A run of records

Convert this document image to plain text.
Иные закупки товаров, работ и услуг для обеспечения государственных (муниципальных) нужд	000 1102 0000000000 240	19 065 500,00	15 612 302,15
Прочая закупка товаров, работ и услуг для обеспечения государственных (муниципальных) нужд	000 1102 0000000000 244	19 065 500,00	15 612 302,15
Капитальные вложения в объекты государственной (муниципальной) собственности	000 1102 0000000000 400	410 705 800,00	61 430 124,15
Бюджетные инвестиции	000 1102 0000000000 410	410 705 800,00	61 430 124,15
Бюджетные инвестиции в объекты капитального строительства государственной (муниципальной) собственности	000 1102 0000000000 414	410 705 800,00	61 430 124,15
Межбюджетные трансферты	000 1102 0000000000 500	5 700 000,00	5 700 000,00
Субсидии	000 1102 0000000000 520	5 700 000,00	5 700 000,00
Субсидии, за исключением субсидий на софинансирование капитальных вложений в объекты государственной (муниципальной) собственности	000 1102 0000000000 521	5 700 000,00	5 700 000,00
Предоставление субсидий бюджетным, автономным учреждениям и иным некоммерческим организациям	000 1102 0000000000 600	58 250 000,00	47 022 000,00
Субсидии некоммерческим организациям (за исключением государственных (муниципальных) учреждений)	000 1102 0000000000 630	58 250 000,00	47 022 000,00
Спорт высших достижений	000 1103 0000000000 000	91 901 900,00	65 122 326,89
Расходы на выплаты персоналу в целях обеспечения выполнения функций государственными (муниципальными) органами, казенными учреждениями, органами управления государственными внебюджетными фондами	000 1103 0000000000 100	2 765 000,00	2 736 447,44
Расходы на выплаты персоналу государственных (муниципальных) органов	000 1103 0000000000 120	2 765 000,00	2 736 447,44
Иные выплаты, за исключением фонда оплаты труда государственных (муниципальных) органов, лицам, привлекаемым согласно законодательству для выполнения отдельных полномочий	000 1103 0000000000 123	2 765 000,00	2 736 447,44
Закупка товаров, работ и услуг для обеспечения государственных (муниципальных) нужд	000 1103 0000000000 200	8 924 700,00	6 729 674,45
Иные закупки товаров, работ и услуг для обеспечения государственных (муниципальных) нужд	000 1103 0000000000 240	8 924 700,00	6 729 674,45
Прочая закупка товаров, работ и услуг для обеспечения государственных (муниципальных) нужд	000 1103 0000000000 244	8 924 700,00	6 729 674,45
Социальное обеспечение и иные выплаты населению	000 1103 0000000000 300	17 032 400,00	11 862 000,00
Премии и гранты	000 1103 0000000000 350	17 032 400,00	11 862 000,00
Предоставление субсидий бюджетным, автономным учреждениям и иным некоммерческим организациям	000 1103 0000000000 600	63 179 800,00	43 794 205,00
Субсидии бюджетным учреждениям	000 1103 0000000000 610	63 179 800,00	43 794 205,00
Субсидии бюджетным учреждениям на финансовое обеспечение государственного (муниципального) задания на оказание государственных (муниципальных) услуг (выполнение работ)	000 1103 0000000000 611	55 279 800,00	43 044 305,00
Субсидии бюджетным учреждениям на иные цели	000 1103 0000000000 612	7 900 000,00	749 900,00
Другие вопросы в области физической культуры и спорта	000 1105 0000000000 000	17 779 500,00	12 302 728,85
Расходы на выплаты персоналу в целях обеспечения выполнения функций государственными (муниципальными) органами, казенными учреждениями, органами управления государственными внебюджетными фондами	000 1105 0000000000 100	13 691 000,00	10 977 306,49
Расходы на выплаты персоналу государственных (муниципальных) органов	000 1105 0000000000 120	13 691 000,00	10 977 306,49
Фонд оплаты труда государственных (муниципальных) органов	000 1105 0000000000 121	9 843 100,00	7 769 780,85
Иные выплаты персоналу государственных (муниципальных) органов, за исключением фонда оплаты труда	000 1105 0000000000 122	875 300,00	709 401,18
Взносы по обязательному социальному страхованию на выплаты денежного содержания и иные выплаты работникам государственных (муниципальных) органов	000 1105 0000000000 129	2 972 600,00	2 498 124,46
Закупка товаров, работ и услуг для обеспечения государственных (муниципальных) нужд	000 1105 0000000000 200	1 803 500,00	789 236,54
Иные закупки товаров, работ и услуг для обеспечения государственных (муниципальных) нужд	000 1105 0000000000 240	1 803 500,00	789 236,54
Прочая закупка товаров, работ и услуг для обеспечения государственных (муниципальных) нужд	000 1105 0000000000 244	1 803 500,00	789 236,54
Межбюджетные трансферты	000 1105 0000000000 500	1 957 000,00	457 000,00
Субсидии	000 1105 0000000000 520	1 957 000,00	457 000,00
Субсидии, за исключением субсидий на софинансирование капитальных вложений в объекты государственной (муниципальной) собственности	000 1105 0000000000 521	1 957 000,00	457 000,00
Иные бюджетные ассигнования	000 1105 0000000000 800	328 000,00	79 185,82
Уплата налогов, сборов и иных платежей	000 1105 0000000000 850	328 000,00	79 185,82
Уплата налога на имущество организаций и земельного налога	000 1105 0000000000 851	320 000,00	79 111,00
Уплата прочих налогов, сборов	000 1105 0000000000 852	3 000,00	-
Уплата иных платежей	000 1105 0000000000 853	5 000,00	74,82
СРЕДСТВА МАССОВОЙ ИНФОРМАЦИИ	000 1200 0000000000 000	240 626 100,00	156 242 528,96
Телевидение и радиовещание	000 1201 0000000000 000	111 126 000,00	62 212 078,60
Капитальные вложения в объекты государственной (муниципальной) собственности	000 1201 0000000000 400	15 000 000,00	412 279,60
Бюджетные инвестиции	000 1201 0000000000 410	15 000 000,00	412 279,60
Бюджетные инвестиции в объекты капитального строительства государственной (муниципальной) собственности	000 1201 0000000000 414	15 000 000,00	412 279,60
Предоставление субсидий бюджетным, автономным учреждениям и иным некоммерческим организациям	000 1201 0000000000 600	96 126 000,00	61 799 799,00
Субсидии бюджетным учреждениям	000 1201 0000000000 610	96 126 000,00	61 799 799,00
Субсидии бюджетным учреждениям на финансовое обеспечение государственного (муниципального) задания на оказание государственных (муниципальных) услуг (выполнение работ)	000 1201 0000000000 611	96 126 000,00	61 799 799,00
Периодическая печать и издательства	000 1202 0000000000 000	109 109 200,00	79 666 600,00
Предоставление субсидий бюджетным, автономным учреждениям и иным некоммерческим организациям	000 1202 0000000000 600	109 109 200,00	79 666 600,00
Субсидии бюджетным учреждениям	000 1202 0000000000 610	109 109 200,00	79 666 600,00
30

### WHAT TO PRODUCE
Output every line above without altering anything.

### ANSWER
Convert this document image to plain text.
Иные закупки товаров, работ и услуг для обеспечения государственных (муниципальных) нужд	000 1102 0000000000 240	19 065 500,00	15 612 302,15
Прочая закупка товаров, работ и услуг для обеспечения государственных (муниципальных) нужд	000 1102 0000000000 244	19 065 500,00	15 612 302,15
Капитальные вложения в объекты государственной (муниципальной) собственности	000 1102 0000000000 400	410 705 800,00	61 430 124,15
Бюджетные инвестиции	000 1102 0000000000 410	410 705 800,00	61 430 124,15
Бюджетные инвестиции в объекты капитального строительства государственной (муниципальной) собственности	000 1102 0000000000 414	410 705 800,00	61 430 124,15
Межбюджетные трансферты	000 1102 0000000000 500	5 700 000,00	5 700 000,00
Субсидии	000 1102 0000000000 520	5 700 000,00	5 700 000,00
Субсидии, за исключением субсидий на софинансирование капитальных вложений в объекты государственной (муниципальной) собственности	000 1102 0000000000 521	5 700 000,00	5 700 000,00
Предоставление субсидий бюджетным, автономным учреждениям и иным некоммерческим организациям	000 1102 0000000000 600	58 250 000,00	47 022 000,00
Субсидии некоммерческим организациям (за исключением государственных (муниципальных) учреждений)	000 1102 0000000000 630	58 250 000,00	47 022 000,00
Спорт высших достижений	000 1103 0000000000 000	91 901 900,00	65 122 326,89
Расходы на выплаты персоналу в целях обеспечения выполнения функций государственными (муниципальными) органами, казенными учреждениями, органами управления государственными внебюджетными фондами	000 1103 0000000000 100	2 765 000,00	2 736 447,44
Расходы на выплаты персоналу государственных (муниципальных) органов	000 1103 0000000000 120	2 765 000,00	2 736 447,44
Иные выплаты, за исключением фонда оплаты труда государственных (муниципальных) органов, лицам, привлекаемым согласно законодательству для выполнения отдельных полномочий	000 1103 0000000000 123	2 765 000,00	2 736 447,44
Закупка товаров, работ и услуг для обеспечения государственных (муниципальных) нужд	000 1103 0000000000 200	8 924 700,00	6 729 674,45
Иные закупки товаров, работ и услуг для обеспечения государственных (муниципальных) нужд	000 1103 0000000000 240	8 924 700,00	6 729 674,45
Прочая закупка товаров, работ и услуг для обеспечения государственных (муниципальных) нужд	000 1103 0000000000 244	8 924 700,00	6 729 674,45
Социальное обеспечение и иные выплаты населению	000 1103 0000000000 300	17 032 400,00	11 862 000,00
Премии и гранты	000 1103 0000000000 350	17 032 400,00	11 862 000,00
Предоставление субсидий бюджетным, автономным учреждениям и иным некоммерческим организациям	000 1103 0000000000 600	63 179 800,00	43 794 205,00
Субсидии бюджетным учреждениям	000 1103 0000000000 610	63 179 800,00	43 794 205,00
Субсидии бюджетным учреждениям на финансовое обеспечение государственного (муниципального) задания на оказание государственных (муниципальных) услуг (выполнение работ)	000 1103 0000000000 611	55 279 800,00	43 044 305,00
Субсидии бюджетным учреждениям на иные цели	000 1103 0000000000 612	7 900 000,00	749 900,00
Другие вопросы в области физической культуры и спорта	000 1105 0000000000 000	17 779 500,00	12 302 728,85
Расходы на выплаты персоналу в целях обеспечения выполнения функций государственными (муниципальными) органами, казенными учреждениями, органами управления государственными внебюджетными фондами	000 1105 0000000000 100	13 691 000,00	10 977 306,49
Расходы на выплаты персоналу государственных (муниципальных) органов	000 1105 0000000000 120	13 691 000,00	10 977 306,49
Фонд оплаты труда государственных (муниципальных) органов	000 1105 0000000000 121	9 843 100,00	7 769 780,85
Иные выплаты персоналу государственных (муниципальных) органов, за исключением фонда оплаты труда	000 1105 0000000000 122	875 300,00	709 401,18
Взносы по обязательному социальному страхованию на выплаты денежного содержания и иные выплаты работникам государственных (муниципальных) органов	000 1105 0000000000 129	2 972 600,00	2 498 124,46
Закупка товаров, работ и услуг для обеспечения государственных (муниципальных) нужд	000 1105 0000000000 200	1 803 500,00	789 236,54
Иные закупки товаров, работ и услуг для обеспечения государственных (муниципальных) нужд	000 1105 0000000000 240	1 803 500,00	789 236,54
Прочая закупка товаров, работ и услуг для обеспечения государственных (муниципальных) нужд	000 1105 0000000000 244	1 803 500,00	789 236,54
Межбюджетные трансферты	000 1105 0000000000 500	1 957 000,00	457 000,00
Субсидии	000 1105 0000000000 520	1 957 000,00	457 000,00
Субсидии, за исключением субсидий на софинансирование капитальных вложений в объекты государственной (муниципальной) собственности	000 1105 0000000000 521	1 957 000,00	457 000,00
Иные бюджетные ассигнования	000 1105 0000000000 800	328 000,00	79 185,82
Уплата налогов, сборов и иных платежей	000 1105 0000000000 850	328 000,00	79 185,82
Уплата налога на имущество организаций и земельного налога	000 1105 0000000000 851	320 000,00	79 111,00
Уплата прочих налогов, сборов	000 1105 0000000000 852	3 000,00	-
Уплата иных платежей	000 1105 0000000000 853	5 000,00	74,82
СРЕДСТВА МАССОВОЙ ИНФОРМАЦИИ	000 1200 0000000000 000	240 626 100,00	156 242 528,96
Телевидение и радиовещание	000 1201 0000000000 000	111 126 000,00	62 212 078,60
Капитальные вложения в объекты государственной (муниципальной) собственности	000 1201 0000000000 400	15 000 000,00	412 279,60
Бюджетные инвестиции	000 1201 0000000000 410	15 000 000,00	412 279,60
Бюджетные инвестиции в объекты капитального строительства государственной (муниципальной) собственности	000 1201 0000000000 414	15 000 000,00	412 279,60
Предоставление субсидий бюджетным, автономным учреждениям и иным некоммерческим организациям	000 1201 0000000000 600	96 126 000,00	61 799 799,00
Субсидии бюджетным учреждениям	000 1201 0000000000 610	96 126 000,00	61 799 799,00
Субсидии бюджетным учреждениям на финансовое обеспечение государственного (муниципального) задания на оказание государственных (муниципальных) услуг (выполнение работ)	000 1201 0000000000 611	96 126 000,00	61 799 799,00
Периодическая печать и издательства	000 1202 0000000000 000	109 109 200,00	79 666 600,00
Предоставление субсидий бюджетным, автономным учреждениям и иным некоммерческим организациям	000 1202 0000000000 600	109 109 200,00	79 666 600,00
Субсидии бюджетным учреждениям	000 1202 0000000000 610	109 109 200,00	79 666 600,00
30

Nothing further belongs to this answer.